* [Problem description] Skip the pictures. Transcribe the rest of the data below without changing a word.

* [Provided information]
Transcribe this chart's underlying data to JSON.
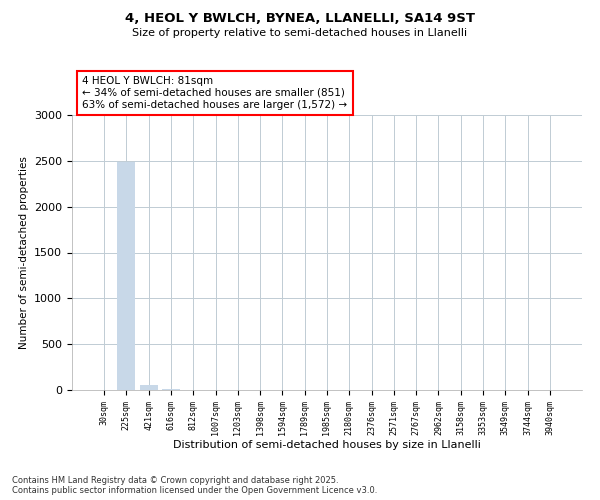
{
  "title_line1": "4, HEOL Y BWLCH, BYNEA, LLANELLI, SA14 9ST",
  "title_line2": "Size of property relative to semi-detached houses in Llanelli",
  "xlabel": "Distribution of semi-detached houses by size in Llanelli",
  "ylabel": "Number of semi-detached properties",
  "categories": [
    "30sqm",
    "225sqm",
    "421sqm",
    "616sqm",
    "812sqm",
    "1007sqm",
    "1203sqm",
    "1398sqm",
    "1594sqm",
    "1789sqm",
    "1985sqm",
    "2180sqm",
    "2376sqm",
    "2571sqm",
    "2767sqm",
    "2962sqm",
    "3158sqm",
    "3353sqm",
    "3549sqm",
    "3744sqm",
    "3940sqm"
  ],
  "values": [
    5,
    2490,
    55,
    15,
    5,
    3,
    2,
    2,
    1,
    1,
    1,
    1,
    1,
    1,
    1,
    1,
    1,
    1,
    1,
    1,
    1
  ],
  "bar_color": "#c8d8e8",
  "highlight_bar_index": 0,
  "highlight_color": "#cc2222",
  "annotation_text": "4 HEOL Y BWLCH: 81sqm\n← 34% of semi-detached houses are smaller (851)\n63% of semi-detached houses are larger (1,572) →",
  "ylim": [
    0,
    3000
  ],
  "yticks": [
    0,
    500,
    1000,
    1500,
    2000,
    2500,
    3000
  ],
  "footer_text": "Contains HM Land Registry data © Crown copyright and database right 2025.\nContains public sector information licensed under the Open Government Licence v3.0.",
  "background_color": "#ffffff",
  "grid_color": "#c0ccd4"
}
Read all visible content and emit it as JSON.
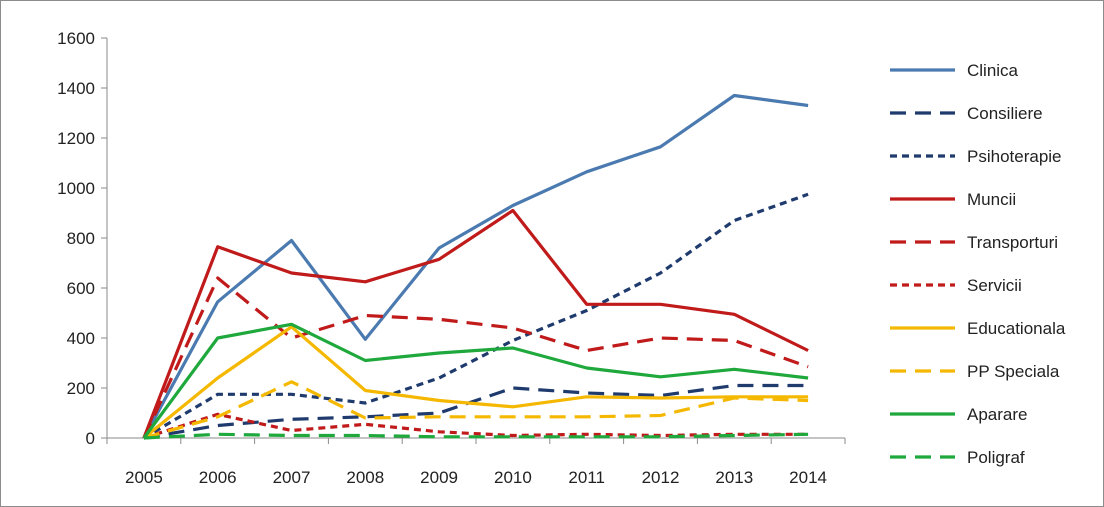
{
  "chart_data": {
    "type": "line",
    "categories": [
      "2005",
      "2006",
      "2007",
      "2008",
      "2009",
      "2010",
      "2011",
      "2012",
      "2013",
      "2014"
    ],
    "ylim": [
      0,
      1600
    ],
    "yticks": [
      0,
      200,
      400,
      600,
      800,
      1000,
      1200,
      1400,
      1600
    ],
    "grid": false,
    "legend_position": "right",
    "series": [
      {
        "name": "Clinica",
        "color": "#4a7ab0",
        "dash": "solid",
        "values": [
          0,
          545,
          790,
          395,
          760,
          930,
          1065,
          1165,
          1370,
          1330
        ]
      },
      {
        "name": "Consiliere",
        "color": "#1f3b6e",
        "dash": "long",
        "values": [
          0,
          50,
          75,
          85,
          100,
          200,
          180,
          170,
          210,
          210
        ]
      },
      {
        "name": "Psihoterapie",
        "color": "#1f3b6e",
        "dash": "short",
        "values": [
          0,
          175,
          175,
          140,
          240,
          390,
          510,
          660,
          870,
          975
        ]
      },
      {
        "name": "Muncii",
        "color": "#c01a1a",
        "dash": "solid",
        "values": [
          0,
          765,
          660,
          625,
          715,
          910,
          535,
          535,
          495,
          350
        ]
      },
      {
        "name": "Transporturi",
        "color": "#c01a1a",
        "dash": "long",
        "values": [
          0,
          640,
          400,
          490,
          475,
          440,
          350,
          400,
          390,
          285
        ]
      },
      {
        "name": "Servicii",
        "color": "#c01a1a",
        "dash": "short",
        "values": [
          0,
          95,
          30,
          55,
          25,
          10,
          15,
          10,
          15,
          15
        ]
      },
      {
        "name": "Educationala",
        "color": "#f5b800",
        "dash": "solid",
        "values": [
          0,
          240,
          445,
          190,
          150,
          125,
          165,
          160,
          165,
          165
        ]
      },
      {
        "name": "PP Speciala",
        "color": "#f5b800",
        "dash": "long",
        "values": [
          0,
          85,
          225,
          80,
          85,
          85,
          85,
          90,
          160,
          150
        ]
      },
      {
        "name": "Aparare",
        "color": "#1fa83c",
        "dash": "solid",
        "values": [
          0,
          400,
          455,
          310,
          340,
          360,
          280,
          245,
          275,
          240
        ]
      },
      {
        "name": "Poligraf",
        "color": "#1fa83c",
        "dash": "long",
        "values": [
          0,
          15,
          10,
          10,
          5,
          5,
          5,
          5,
          10,
          15
        ]
      }
    ]
  }
}
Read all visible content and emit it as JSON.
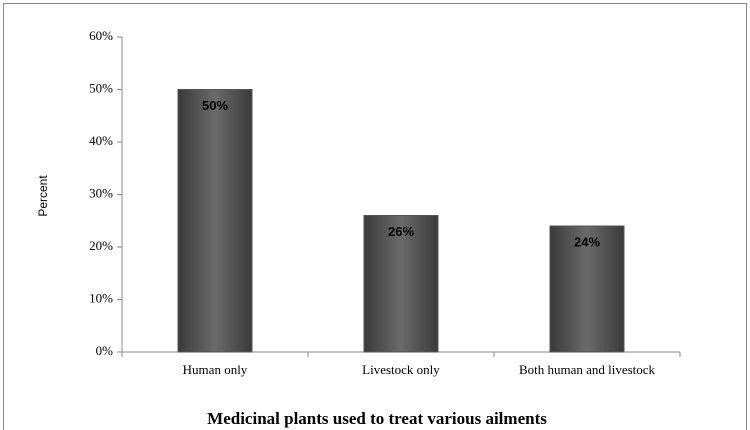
{
  "chart_data": {
    "type": "bar",
    "title": "Medicinal plants used to treat various ailments",
    "y_label": "Percent",
    "categories": [
      "Human only",
      "Livestock only",
      "Both human and livestock"
    ],
    "values": [
      50,
      26,
      24
    ],
    "value_labels": [
      "50%",
      "26%",
      "24%"
    ],
    "color": "#555555",
    "ylim": [
      0,
      60
    ],
    "yticks": [
      {
        "value": 0,
        "label": "0%"
      },
      {
        "value": 10,
        "label": "10%"
      },
      {
        "value": 20,
        "label": "20%"
      },
      {
        "value": 30,
        "label": "30%"
      },
      {
        "value": 40,
        "label": "40%"
      },
      {
        "value": 50,
        "label": "50%"
      },
      {
        "value": 60,
        "label": "60%"
      }
    ],
    "grid": false
  }
}
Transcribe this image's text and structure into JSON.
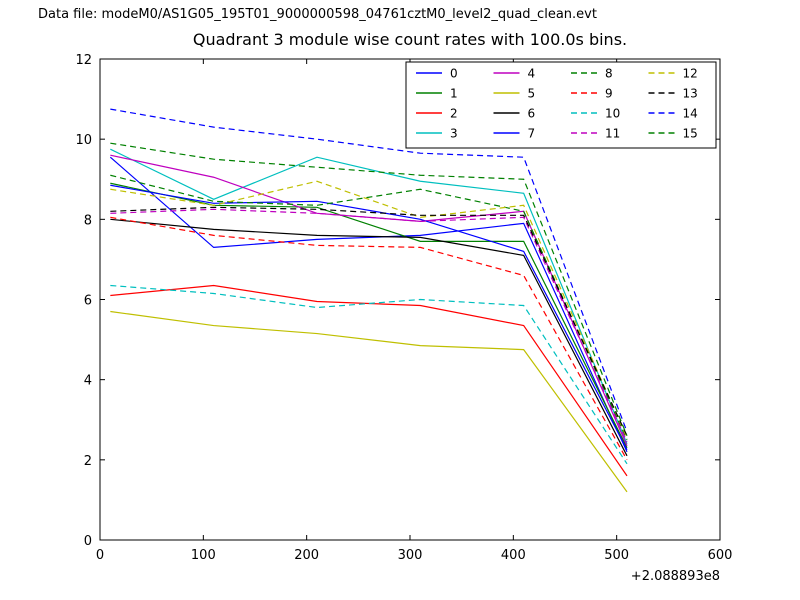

* [Expected answer]
Transcribe this chart's underlying data to JSON.
{
  "title_line1": "4, HEOL Y BWLCH, BYNEA, LLANELLI, SA14 9ST",
  "title_line2": "Size of property relative to semi-detached houses in Llanelli",
  "xlabel": "Distribution of semi-detached houses by size in Llanelli",
  "ylabel": "Number of semi-detached properties",
  "categories": [
    "30sqm",
    "225sqm",
    "421sqm",
    "616sqm",
    "812sqm",
    "1007sqm",
    "1203sqm",
    "1398sqm",
    "1594sqm",
    "1789sqm",
    "1985sqm",
    "2180sqm",
    "2376sqm",
    "2571sqm",
    "2767sqm",
    "2962sqm",
    "3158sqm",
    "3353sqm",
    "3549sqm",
    "3744sqm",
    "3940sqm"
  ],
  "values": [
    5,
    2490,
    55,
    15,
    5,
    3,
    2,
    2,
    1,
    1,
    1,
    1,
    1,
    1,
    1,
    1,
    1,
    1,
    1,
    1,
    1
  ],
  "bar_color": "#c8d8e8",
  "highlight_bar_index": 0,
  "highlight_color": "#cc2222",
  "annotation_text": "4 HEOL Y BWLCH: 81sqm\n← 34% of semi-detached houses are smaller (851)\n63% of semi-detached houses are larger (1,572) →",
  "ylim": [
    0,
    3000
  ],
  "yticks": [
    0,
    500,
    1000,
    1500,
    2000,
    2500,
    3000
  ],
  "footer_text": "Contains HM Land Registry data © Crown copyright and database right 2025.\nContains public sector information licensed under the Open Government Licence v3.0.",
  "background_color": "#ffffff",
  "grid_color": "#c0ccd4"
}
Read all visible content and emit it as JSON.
{
  "chart_data": {
    "type": "line",
    "categories": [
      "2005",
      "2006",
      "2007",
      "2008",
      "2009",
      "2010",
      "2011",
      "2012",
      "2013",
      "2014"
    ],
    "ylim": [
      0,
      1600
    ],
    "yticks": [
      0,
      200,
      400,
      600,
      800,
      1000,
      1200,
      1400,
      1600
    ],
    "grid": false,
    "legend_position": "right",
    "series": [
      {
        "name": "Clinica",
        "color": "#4a7ab0",
        "dash": "solid",
        "values": [
          0,
          545,
          790,
          395,
          760,
          930,
          1065,
          1165,
          1370,
          1330
        ]
      },
      {
        "name": "Consiliere",
        "color": "#1f3b6e",
        "dash": "long",
        "values": [
          0,
          50,
          75,
          85,
          100,
          200,
          180,
          170,
          210,
          210
        ]
      },
      {
        "name": "Psihoterapie",
        "color": "#1f3b6e",
        "dash": "short",
        "values": [
          0,
          175,
          175,
          140,
          240,
          390,
          510,
          660,
          870,
          975
        ]
      },
      {
        "name": "Muncii",
        "color": "#c01a1a",
        "dash": "solid",
        "values": [
          0,
          765,
          660,
          625,
          715,
          910,
          535,
          535,
          495,
          350
        ]
      },
      {
        "name": "Transporturi",
        "color": "#c01a1a",
        "dash": "long",
        "values": [
          0,
          640,
          400,
          490,
          475,
          440,
          350,
          400,
          390,
          285
        ]
      },
      {
        "name": "Servicii",
        "color": "#c01a1a",
        "dash": "short",
        "values": [
          0,
          95,
          30,
          55,
          25,
          10,
          15,
          10,
          15,
          15
        ]
      },
      {
        "name": "Educationala",
        "color": "#f5b800",
        "dash": "solid",
        "values": [
          0,
          240,
          445,
          190,
          150,
          125,
          165,
          160,
          165,
          165
        ]
      },
      {
        "name": "PP Speciala",
        "color": "#f5b800",
        "dash": "long",
        "values": [
          0,
          85,
          225,
          80,
          85,
          85,
          85,
          90,
          160,
          150
        ]
      },
      {
        "name": "Aparare",
        "color": "#1fa83c",
        "dash": "solid",
        "values": [
          0,
          400,
          455,
          310,
          340,
          360,
          280,
          245,
          275,
          240
        ]
      },
      {
        "name": "Poligraf",
        "color": "#1fa83c",
        "dash": "long",
        "values": [
          0,
          15,
          10,
          10,
          5,
          5,
          5,
          5,
          10,
          15
        ]
      }
    ]
  }
}
Read all visible content and emit it as JSON.
{
  "chart_data": {
    "type": "bar",
    "title": "Medicinal plants used to treat various ailments",
    "y_label": "Percent",
    "categories": [
      "Human only",
      "Livestock only",
      "Both human and livestock"
    ],
    "values": [
      50,
      26,
      24
    ],
    "value_labels": [
      "50%",
      "26%",
      "24%"
    ],
    "color": "#555555",
    "ylim": [
      0,
      60
    ],
    "yticks": [
      {
        "value": 0,
        "label": "0%"
      },
      {
        "value": 10,
        "label": "10%"
      },
      {
        "value": 20,
        "label": "20%"
      },
      {
        "value": 30,
        "label": "30%"
      },
      {
        "value": 40,
        "label": "40%"
      },
      {
        "value": 50,
        "label": "50%"
      },
      {
        "value": 60,
        "label": "60%"
      }
    ],
    "grid": false
  }
}
Transcribe this image's text and structure into JSON.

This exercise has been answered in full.